Write out every entry, unchanged. Skip any picture.
* START SOURCE RECORDS *
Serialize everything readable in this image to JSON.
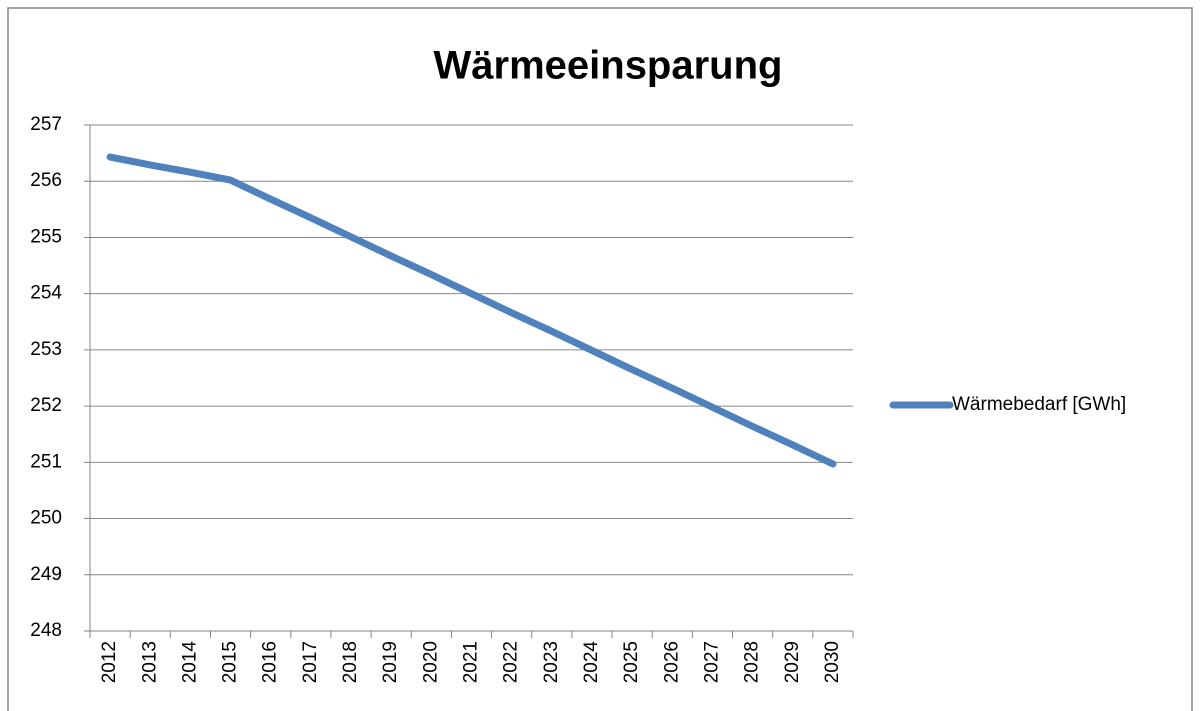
{
  "chart_data": {
    "type": "line",
    "title": "Wärmeeinsparung",
    "categories": [
      "2012",
      "2013",
      "2014",
      "2015",
      "2016",
      "2017",
      "2018",
      "2019",
      "2020",
      "2021",
      "2022",
      "2023",
      "2024",
      "2025",
      "2026",
      "2027",
      "2028",
      "2029",
      "2030"
    ],
    "series": [
      {
        "name": "Wärmebedarf [GWh]",
        "color": "#4f81bd",
        "values": [
          256.43,
          256.29,
          256.16,
          256.02,
          255.68,
          255.35,
          255.01,
          254.67,
          254.34,
          254.0,
          253.66,
          253.33,
          252.99,
          252.65,
          252.32,
          251.98,
          251.64,
          251.31,
          250.97
        ]
      }
    ],
    "ylim": [
      248,
      257
    ],
    "yticks": [
      248,
      249,
      250,
      251,
      252,
      253,
      254,
      255,
      256,
      257
    ],
    "grid": true,
    "legend": "right"
  }
}
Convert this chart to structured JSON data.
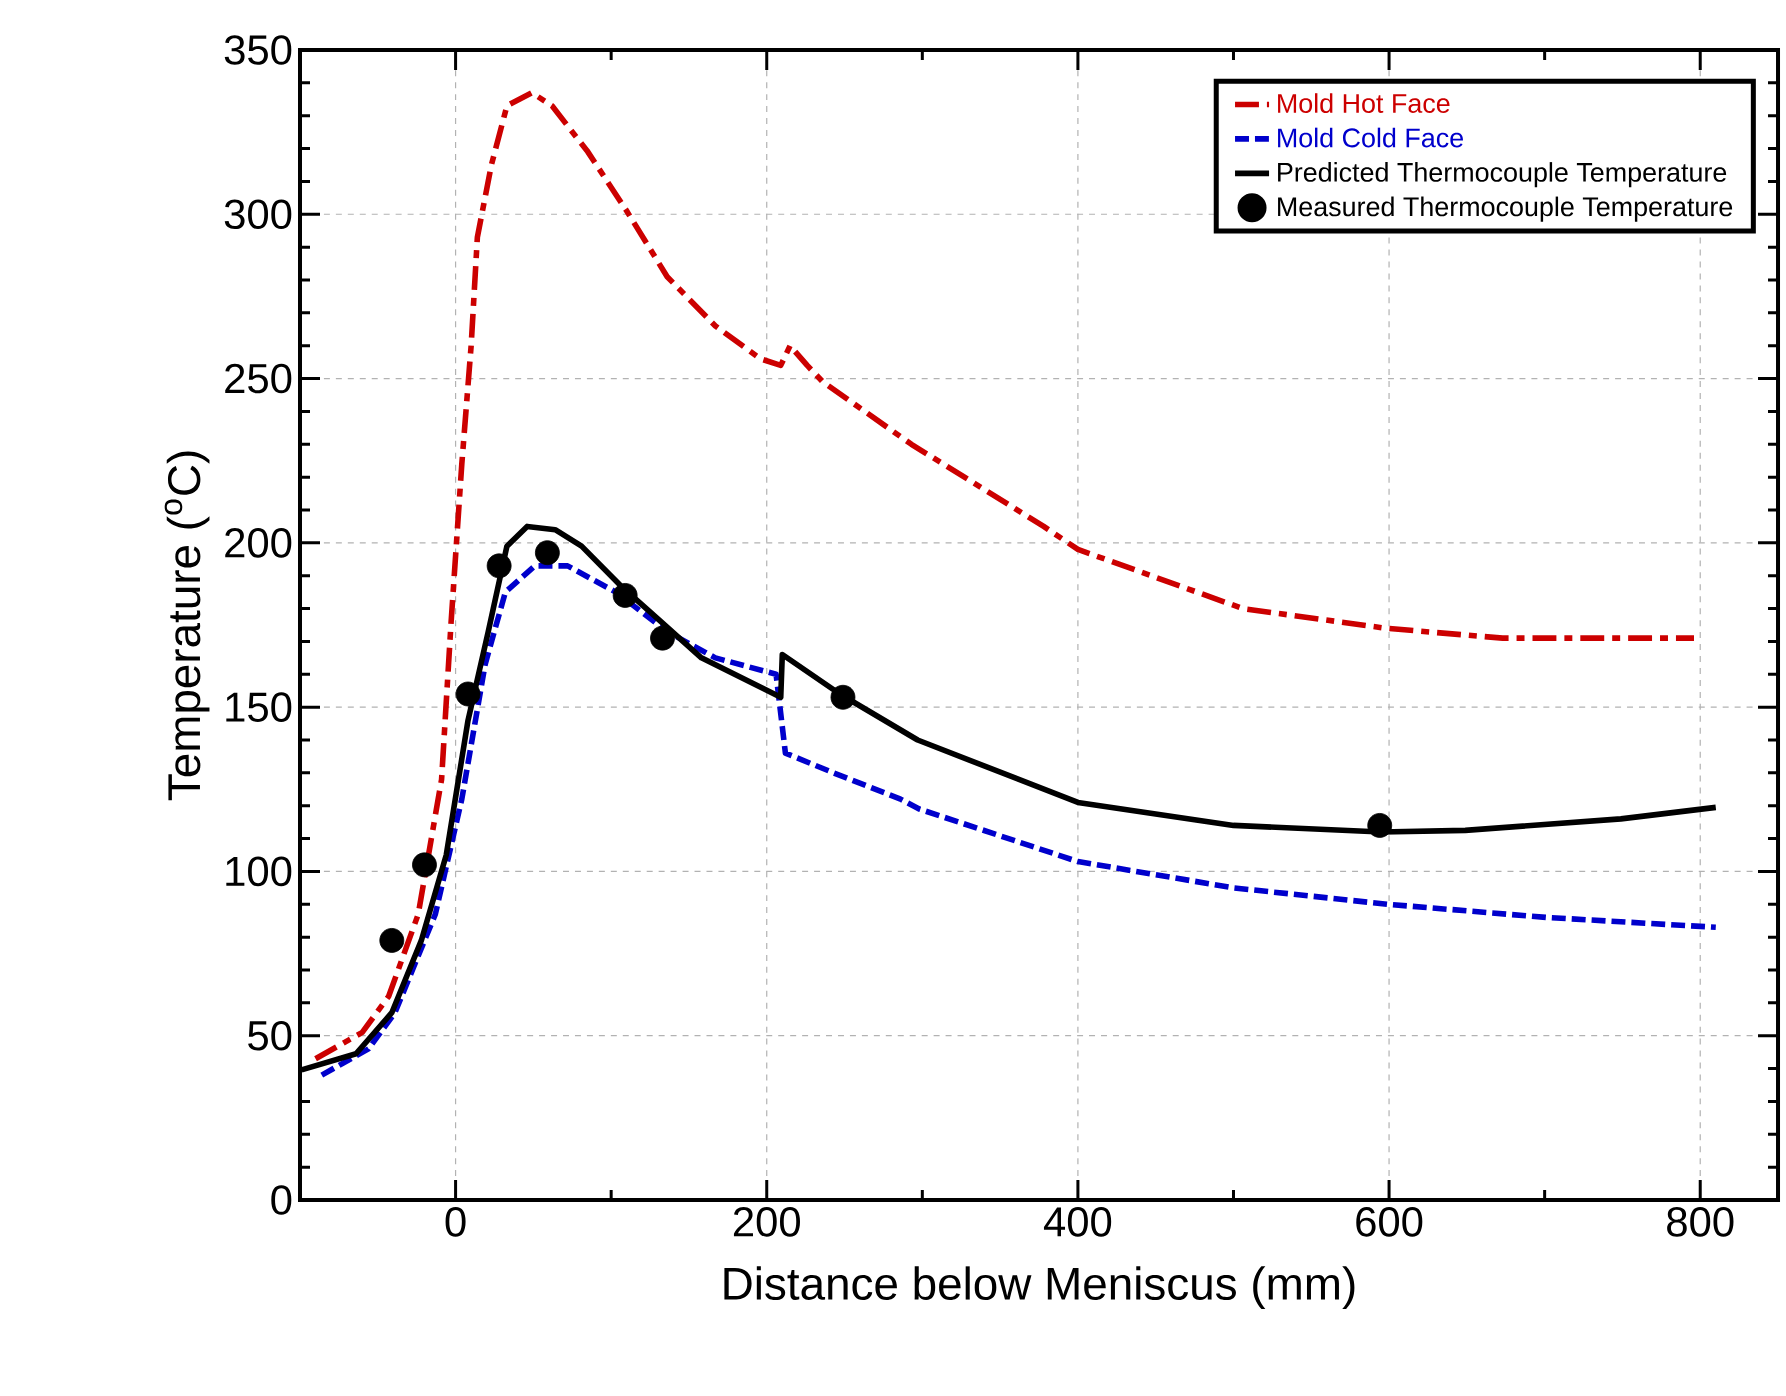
{
  "chart_data": {
    "type": "line",
    "xlabel": "Distance below Meniscus (mm)",
    "ylabel": "Temperature ($^{o}$C)",
    "xlim": [
      -100,
      850
    ],
    "ylim": [
      0,
      350
    ],
    "xticks": [
      0,
      200,
      400,
      600,
      800
    ],
    "yticks": [
      0,
      50,
      100,
      150,
      200,
      250,
      300,
      350
    ],
    "grid": true,
    "legend": "top right",
    "series": [
      {
        "name": "Mold Hot Face",
        "color": "#cc0000",
        "line_style": "dashdot",
        "x": [
          -90,
          -60,
          -43,
          -24,
          -9,
          -3,
          4,
          10,
          14,
          23,
          33,
          49,
          62,
          85,
          110,
          136,
          167,
          196,
          209,
          215,
          226,
          236,
          293,
          378,
          400,
          506,
          598,
          673,
          796
        ],
        "values": [
          43,
          51,
          62,
          87,
          128,
          175,
          224,
          260,
          293,
          315,
          333,
          337,
          333,
          319,
          301,
          281,
          266,
          256,
          254,
          260,
          254,
          249,
          230,
          205,
          198,
          180,
          174,
          171,
          171
        ]
      },
      {
        "name": "Mold Cold Face",
        "color": "#0000cc",
        "line_style": "dashed",
        "x": [
          -86,
          -56,
          -39,
          -13,
          4,
          19,
          32,
          51,
          72,
          103,
          136,
          167,
          206,
          212,
          243,
          286,
          298,
          400,
          500,
          599,
          701,
          810
        ],
        "values": [
          38,
          46,
          57,
          87,
          122,
          163,
          185,
          193,
          193,
          185,
          173,
          165,
          160,
          136,
          130,
          122,
          119,
          103,
          95,
          90,
          86,
          83
        ]
      },
      {
        "name": "Predicted Thermocouple Temperature",
        "color": "#000000",
        "line_style": "solid",
        "x": [
          -99,
          -64,
          -41,
          -22,
          -6,
          8,
          21,
          33,
          46,
          64,
          81,
          106,
          132,
          158,
          209,
          210,
          247,
          297,
          400,
          500,
          595,
          649,
          749,
          810
        ],
        "values": [
          39.6,
          44.5,
          57,
          79,
          105,
          146,
          173,
          199,
          205,
          204,
          199,
          187,
          176,
          165,
          153,
          166,
          154,
          140,
          121,
          114,
          112,
          112.5,
          116,
          119.5
        ]
      },
      {
        "name": "Measured Thermocouple Temperature",
        "color": "#000000",
        "type": "scatter",
        "marker": "circle",
        "x": [
          -41,
          -20,
          8,
          28,
          59,
          109,
          133,
          249,
          594
        ],
        "values": [
          79,
          102,
          154,
          193,
          197,
          184,
          171,
          153,
          114
        ]
      }
    ]
  }
}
* END SOURCE RECORDS *
| RIGHT ANSWER |
Serialize everything readable in this image to JSON.
{
  "chart_data": {
    "type": "line",
    "title": "Wärmeeinsparung",
    "categories": [
      "2012",
      "2013",
      "2014",
      "2015",
      "2016",
      "2017",
      "2018",
      "2019",
      "2020",
      "2021",
      "2022",
      "2023",
      "2024",
      "2025",
      "2026",
      "2027",
      "2028",
      "2029",
      "2030"
    ],
    "series": [
      {
        "name": "Wärmebedarf [GWh]",
        "color": "#4f81bd",
        "values": [
          256.43,
          256.29,
          256.16,
          256.02,
          255.68,
          255.35,
          255.01,
          254.67,
          254.34,
          254.0,
          253.66,
          253.33,
          252.99,
          252.65,
          252.32,
          251.98,
          251.64,
          251.31,
          250.97
        ]
      }
    ],
    "ylim": [
      248,
      257
    ],
    "yticks": [
      248,
      249,
      250,
      251,
      252,
      253,
      254,
      255,
      256,
      257
    ],
    "grid": true,
    "legend": "right"
  }
}
Convert this chart to structured JSON data.
{
  "chart_data": {
    "type": "line",
    "xlabel": "Distance below Meniscus (mm)",
    "ylabel": "Temperature ($^{o}$C)",
    "xlim": [
      -100,
      850
    ],
    "ylim": [
      0,
      350
    ],
    "xticks": [
      0,
      200,
      400,
      600,
      800
    ],
    "yticks": [
      0,
      50,
      100,
      150,
      200,
      250,
      300,
      350
    ],
    "grid": true,
    "legend": "top right",
    "series": [
      {
        "name": "Mold Hot Face",
        "color": "#cc0000",
        "line_style": "dashdot",
        "x": [
          -90,
          -60,
          -43,
          -24,
          -9,
          -3,
          4,
          10,
          14,
          23,
          33,
          49,
          62,
          85,
          110,
          136,
          167,
          196,
          209,
          215,
          226,
          236,
          293,
          378,
          400,
          506,
          598,
          673,
          796
        ],
        "values": [
          43,
          51,
          62,
          87,
          128,
          175,
          224,
          260,
          293,
          315,
          333,
          337,
          333,
          319,
          301,
          281,
          266,
          256,
          254,
          260,
          254,
          249,
          230,
          205,
          198,
          180,
          174,
          171,
          171
        ]
      },
      {
        "name": "Mold Cold Face",
        "color": "#0000cc",
        "line_style": "dashed",
        "x": [
          -86,
          -56,
          -39,
          -13,
          4,
          19,
          32,
          51,
          72,
          103,
          136,
          167,
          206,
          212,
          243,
          286,
          298,
          400,
          500,
          599,
          701,
          810
        ],
        "values": [
          38,
          46,
          57,
          87,
          122,
          163,
          185,
          193,
          193,
          185,
          173,
          165,
          160,
          136,
          130,
          122,
          119,
          103,
          95,
          90,
          86,
          83
        ]
      },
      {
        "name": "Predicted Thermocouple Temperature",
        "color": "#000000",
        "line_style": "solid",
        "x": [
          -99,
          -64,
          -41,
          -22,
          -6,
          8,
          21,
          33,
          46,
          64,
          81,
          106,
          132,
          158,
          209,
          210,
          247,
          297,
          400,
          500,
          595,
          649,
          749,
          810
        ],
        "values": [
          39.6,
          44.5,
          57,
          79,
          105,
          146,
          173,
          199,
          205,
          204,
          199,
          187,
          176,
          165,
          153,
          166,
          154,
          140,
          121,
          114,
          112,
          112.5,
          116,
          119.5
        ]
      },
      {
        "name": "Measured Thermocouple Temperature",
        "color": "#000000",
        "type": "scatter",
        "marker": "circle",
        "x": [
          -41,
          -20,
          8,
          28,
          59,
          109,
          133,
          249,
          594
        ],
        "values": [
          79,
          102,
          154,
          193,
          197,
          184,
          171,
          153,
          114
        ]
      }
    ]
  }
}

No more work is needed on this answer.